GIVEN REQUEST. Skip the pictures. Copy all the rest of the records down exactly.

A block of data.
-.-.-

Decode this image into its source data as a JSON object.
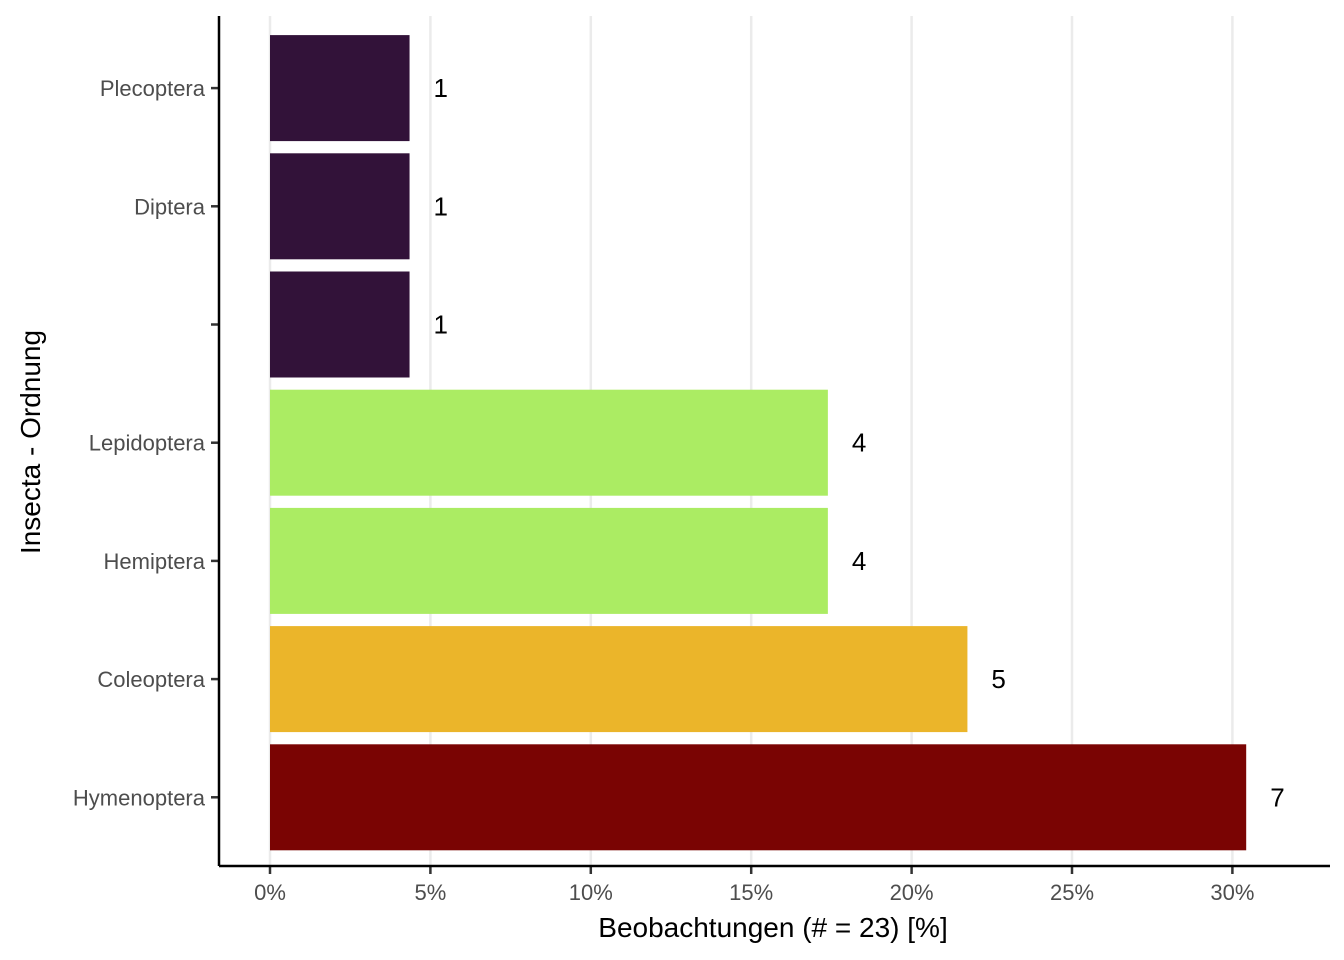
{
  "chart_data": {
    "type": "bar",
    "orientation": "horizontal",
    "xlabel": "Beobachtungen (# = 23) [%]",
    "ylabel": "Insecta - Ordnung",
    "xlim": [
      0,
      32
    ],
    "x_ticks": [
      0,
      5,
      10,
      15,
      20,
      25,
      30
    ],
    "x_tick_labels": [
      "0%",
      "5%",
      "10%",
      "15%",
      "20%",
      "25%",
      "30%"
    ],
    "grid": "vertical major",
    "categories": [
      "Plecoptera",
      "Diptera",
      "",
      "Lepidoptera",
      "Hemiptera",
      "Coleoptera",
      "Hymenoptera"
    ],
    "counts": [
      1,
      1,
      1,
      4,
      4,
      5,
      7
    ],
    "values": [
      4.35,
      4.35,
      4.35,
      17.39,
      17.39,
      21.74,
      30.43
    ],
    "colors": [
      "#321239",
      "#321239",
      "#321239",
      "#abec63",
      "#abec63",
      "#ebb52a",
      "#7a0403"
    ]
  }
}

-.-.-

THE RESULT.
Decode this image into its source data as a JSON object.
{
  "chart_data": {
    "type": "bar",
    "orientation": "horizontal",
    "xlabel": "Beobachtungen (# = 23) [%]",
    "ylabel": "Insecta - Ordnung",
    "xlim": [
      0,
      32
    ],
    "x_ticks": [
      0,
      5,
      10,
      15,
      20,
      25,
      30
    ],
    "x_tick_labels": [
      "0%",
      "5%",
      "10%",
      "15%",
      "20%",
      "25%",
      "30%"
    ],
    "grid": "vertical major",
    "categories": [
      "Plecoptera",
      "Diptera",
      "",
      "Lepidoptera",
      "Hemiptera",
      "Coleoptera",
      "Hymenoptera"
    ],
    "counts": [
      1,
      1,
      1,
      4,
      4,
      5,
      7
    ],
    "values": [
      4.35,
      4.35,
      4.35,
      17.39,
      17.39,
      21.74,
      30.43
    ],
    "colors": [
      "#321239",
      "#321239",
      "#321239",
      "#abec63",
      "#abec63",
      "#ebb52a",
      "#7a0403"
    ]
  }
}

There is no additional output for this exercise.